(Some records)
* * *
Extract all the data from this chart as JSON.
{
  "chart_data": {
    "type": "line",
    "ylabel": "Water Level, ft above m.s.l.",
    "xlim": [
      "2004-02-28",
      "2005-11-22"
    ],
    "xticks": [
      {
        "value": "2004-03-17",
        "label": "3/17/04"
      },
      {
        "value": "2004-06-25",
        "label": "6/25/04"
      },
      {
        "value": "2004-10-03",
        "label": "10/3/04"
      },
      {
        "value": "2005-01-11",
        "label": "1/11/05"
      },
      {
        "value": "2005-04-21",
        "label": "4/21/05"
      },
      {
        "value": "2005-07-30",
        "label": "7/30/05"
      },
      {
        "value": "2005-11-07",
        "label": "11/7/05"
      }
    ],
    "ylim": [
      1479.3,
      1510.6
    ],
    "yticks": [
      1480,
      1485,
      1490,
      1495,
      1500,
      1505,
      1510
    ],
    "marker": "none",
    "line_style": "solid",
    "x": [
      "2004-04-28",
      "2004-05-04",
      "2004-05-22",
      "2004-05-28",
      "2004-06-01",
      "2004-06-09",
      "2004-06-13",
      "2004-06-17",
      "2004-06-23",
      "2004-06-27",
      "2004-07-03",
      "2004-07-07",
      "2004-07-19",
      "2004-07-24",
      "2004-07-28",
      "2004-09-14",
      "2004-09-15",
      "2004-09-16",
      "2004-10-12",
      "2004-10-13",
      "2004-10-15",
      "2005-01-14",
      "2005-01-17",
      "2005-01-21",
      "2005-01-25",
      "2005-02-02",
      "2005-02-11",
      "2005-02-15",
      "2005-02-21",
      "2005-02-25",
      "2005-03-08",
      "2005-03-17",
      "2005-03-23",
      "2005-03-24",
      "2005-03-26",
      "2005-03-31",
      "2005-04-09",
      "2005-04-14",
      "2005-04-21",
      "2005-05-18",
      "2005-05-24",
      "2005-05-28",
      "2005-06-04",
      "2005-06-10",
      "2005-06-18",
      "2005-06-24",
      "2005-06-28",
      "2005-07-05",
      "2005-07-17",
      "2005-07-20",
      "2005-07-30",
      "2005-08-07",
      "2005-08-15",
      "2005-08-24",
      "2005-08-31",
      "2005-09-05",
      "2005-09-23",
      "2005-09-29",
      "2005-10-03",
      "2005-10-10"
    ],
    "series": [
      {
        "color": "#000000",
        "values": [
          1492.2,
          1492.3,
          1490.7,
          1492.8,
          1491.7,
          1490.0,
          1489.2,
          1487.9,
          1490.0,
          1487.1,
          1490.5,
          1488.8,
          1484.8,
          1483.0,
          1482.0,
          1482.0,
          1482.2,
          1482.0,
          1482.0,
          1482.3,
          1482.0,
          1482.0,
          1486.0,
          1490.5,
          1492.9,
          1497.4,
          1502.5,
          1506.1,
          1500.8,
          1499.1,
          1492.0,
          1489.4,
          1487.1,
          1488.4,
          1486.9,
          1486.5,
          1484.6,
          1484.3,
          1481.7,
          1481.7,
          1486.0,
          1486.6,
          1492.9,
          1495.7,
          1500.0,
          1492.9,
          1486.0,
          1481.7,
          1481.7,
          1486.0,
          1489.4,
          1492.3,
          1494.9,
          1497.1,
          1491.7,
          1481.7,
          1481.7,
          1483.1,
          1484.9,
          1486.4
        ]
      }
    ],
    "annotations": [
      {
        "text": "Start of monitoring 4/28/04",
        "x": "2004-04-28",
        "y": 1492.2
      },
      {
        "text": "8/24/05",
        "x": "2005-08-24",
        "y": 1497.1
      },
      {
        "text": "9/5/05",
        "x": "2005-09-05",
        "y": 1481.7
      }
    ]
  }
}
* * *
• **Short problem**:
Every entry above should be retyped exactly as shown.

• **Reply**:
Extract all the data from this chart as JSON.
{
  "chart_data": {
    "type": "line",
    "ylabel": "Water Level, ft above m.s.l.",
    "xlim": [
      "2004-02-28",
      "2005-11-22"
    ],
    "xticks": [
      {
        "value": "2004-03-17",
        "label": "3/17/04"
      },
      {
        "value": "2004-06-25",
        "label": "6/25/04"
      },
      {
        "value": "2004-10-03",
        "label": "10/3/04"
      },
      {
        "value": "2005-01-11",
        "label": "1/11/05"
      },
      {
        "value": "2005-04-21",
        "label": "4/21/05"
      },
      {
        "value": "2005-07-30",
        "label": "7/30/05"
      },
      {
        "value": "2005-11-07",
        "label": "11/7/05"
      }
    ],
    "ylim": [
      1479.3,
      1510.6
    ],
    "yticks": [
      1480,
      1485,
      1490,
      1495,
      1500,
      1505,
      1510
    ],
    "marker": "none",
    "line_style": "solid",
    "x": [
      "2004-04-28",
      "2004-05-04",
      "2004-05-22",
      "2004-05-28",
      "2004-06-01",
      "2004-06-09",
      "2004-06-13",
      "2004-06-17",
      "2004-06-23",
      "2004-06-27",
      "2004-07-03",
      "2004-07-07",
      "2004-07-19",
      "2004-07-24",
      "2004-07-28",
      "2004-09-14",
      "2004-09-15",
      "2004-09-16",
      "2004-10-12",
      "2004-10-13",
      "2004-10-15",
      "2005-01-14",
      "2005-01-17",
      "2005-01-21",
      "2005-01-25",
      "2005-02-02",
      "2005-02-11",
      "2005-02-15",
      "2005-02-21",
      "2005-02-25",
      "2005-03-08",
      "2005-03-17",
      "2005-03-23",
      "2005-03-24",
      "2005-03-26",
      "2005-03-31",
      "2005-04-09",
      "2005-04-14",
      "2005-04-21",
      "2005-05-18",
      "2005-05-24",
      "2005-05-28",
      "2005-06-04",
      "2005-06-10",
      "2005-06-18",
      "2005-06-24",
      "2005-06-28",
      "2005-07-05",
      "2005-07-17",
      "2005-07-20",
      "2005-07-30",
      "2005-08-07",
      "2005-08-15",
      "2005-08-24",
      "2005-08-31",
      "2005-09-05",
      "2005-09-23",
      "2005-09-29",
      "2005-10-03",
      "2005-10-10"
    ],
    "series": [
      {
        "color": "#000000",
        "values": [
          1492.2,
          1492.3,
          1490.7,
          1492.8,
          1491.7,
          1490.0,
          1489.2,
          1487.9,
          1490.0,
          1487.1,
          1490.5,
          1488.8,
          1484.8,
          1483.0,
          1482.0,
          1482.0,
          1482.2,
          1482.0,
          1482.0,
          1482.3,
          1482.0,
          1482.0,
          1486.0,
          1490.5,
          1492.9,
          1497.4,
          1502.5,
          1506.1,
          1500.8,
          1499.1,
          1492.0,
          1489.4,
          1487.1,
          1488.4,
          1486.9,
          1486.5,
          1484.6,
          1484.3,
          1481.7,
          1481.7,
          1486.0,
          1486.6,
          1492.9,
          1495.7,
          1500.0,
          1492.9,
          1486.0,
          1481.7,
          1481.7,
          1486.0,
          1489.4,
          1492.3,
          1494.9,
          1497.1,
          1491.7,
          1481.7,
          1481.7,
          1483.1,
          1484.9,
          1486.4
        ]
      }
    ],
    "annotations": [
      {
        "text": "Start of monitoring 4/28/04",
        "x": "2004-04-28",
        "y": 1492.2
      },
      {
        "text": "8/24/05",
        "x": "2005-08-24",
        "y": 1497.1
      },
      {
        "text": "9/5/05",
        "x": "2005-09-05",
        "y": 1481.7
      }
    ]
  }
}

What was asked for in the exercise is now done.